## Task
Omit every picture and output the rest of the records exactly as they are.

## Material provided
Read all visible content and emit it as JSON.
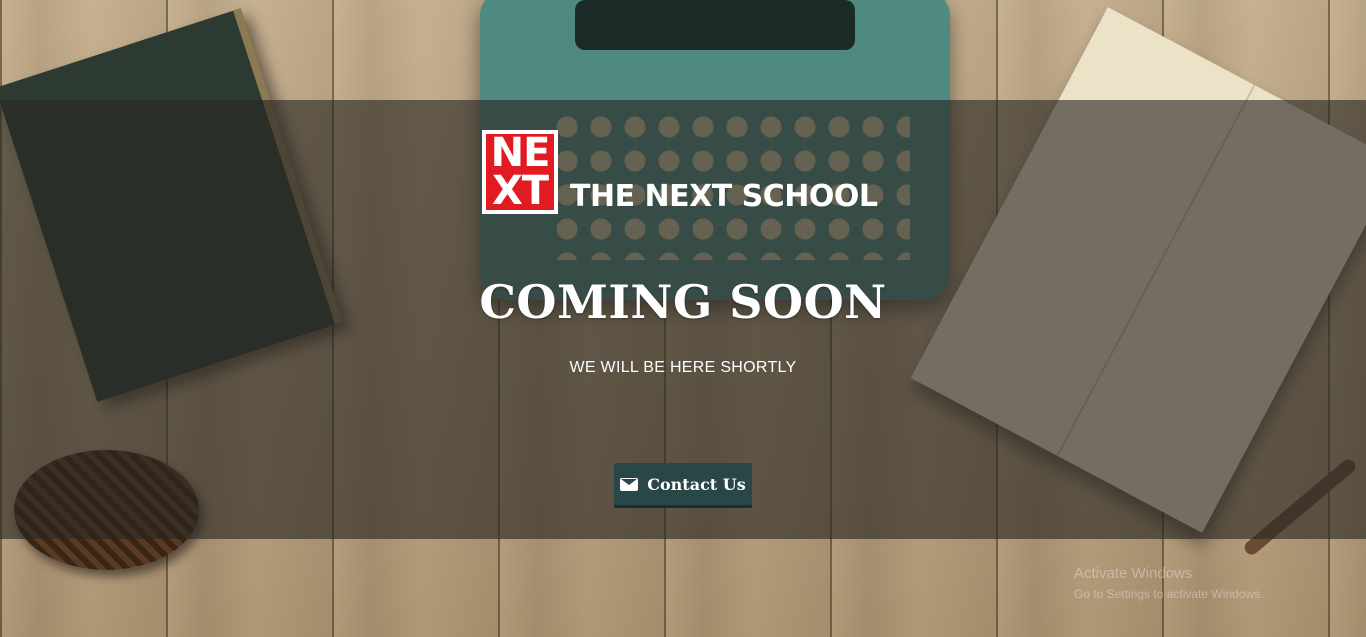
{
  "brand": {
    "logo_top": "NE",
    "logo_bottom": "XT",
    "name": "THE NEXT SCHOOL",
    "logo_color": "#e11b22"
  },
  "hero": {
    "heading": "COMING SOON",
    "subheading": "WE WILL BE HERE SHORTLY",
    "overlay_color": "rgba(40,38,34,0.62)"
  },
  "contact_button": {
    "label": "Contact Us",
    "icon": "envelope-icon",
    "color": "#2a4748"
  },
  "watermark": {
    "title": "Activate Windows",
    "subtitle": "Go to Settings to activate Windows."
  }
}
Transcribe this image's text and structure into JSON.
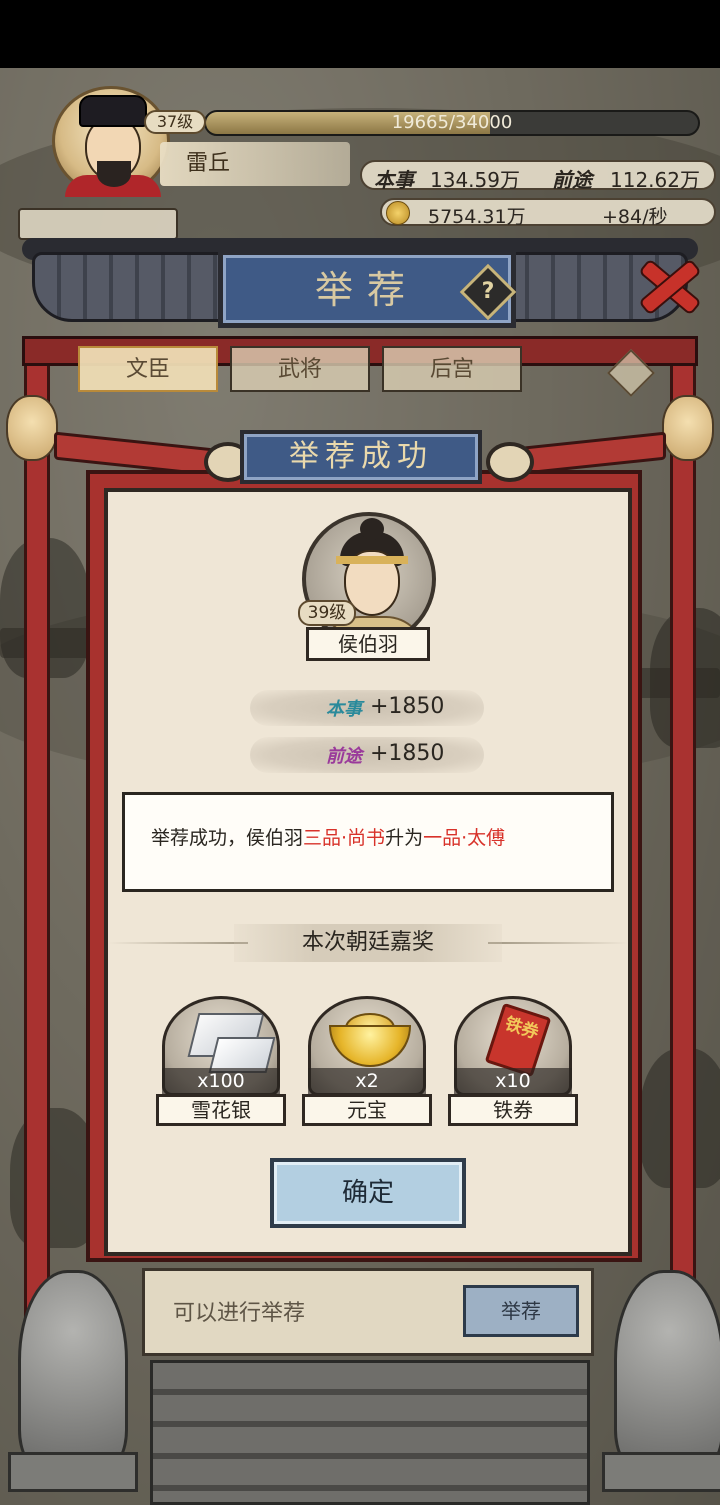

## Exercise response
Read all visible content and emit it as JSON.
{
  "brand": {
    "logo_top": "NE",
    "logo_bottom": "XT",
    "name": "THE NEXT SCHOOL",
    "logo_color": "#e11b22"
  },
  "hero": {
    "heading": "COMING SOON",
    "subheading": "WE WILL BE HERE SHORTLY",
    "overlay_color": "rgba(40,38,34,0.62)"
  },
  "contact_button": {
    "label": "Contact Us",
    "icon": "envelope-icon",
    "color": "#2a4748"
  },
  "watermark": {
    "title": "Activate Windows",
    "subtitle": "Go to Settings to activate Windows."
  }
}
Transcribe this image's text and structure into JSON.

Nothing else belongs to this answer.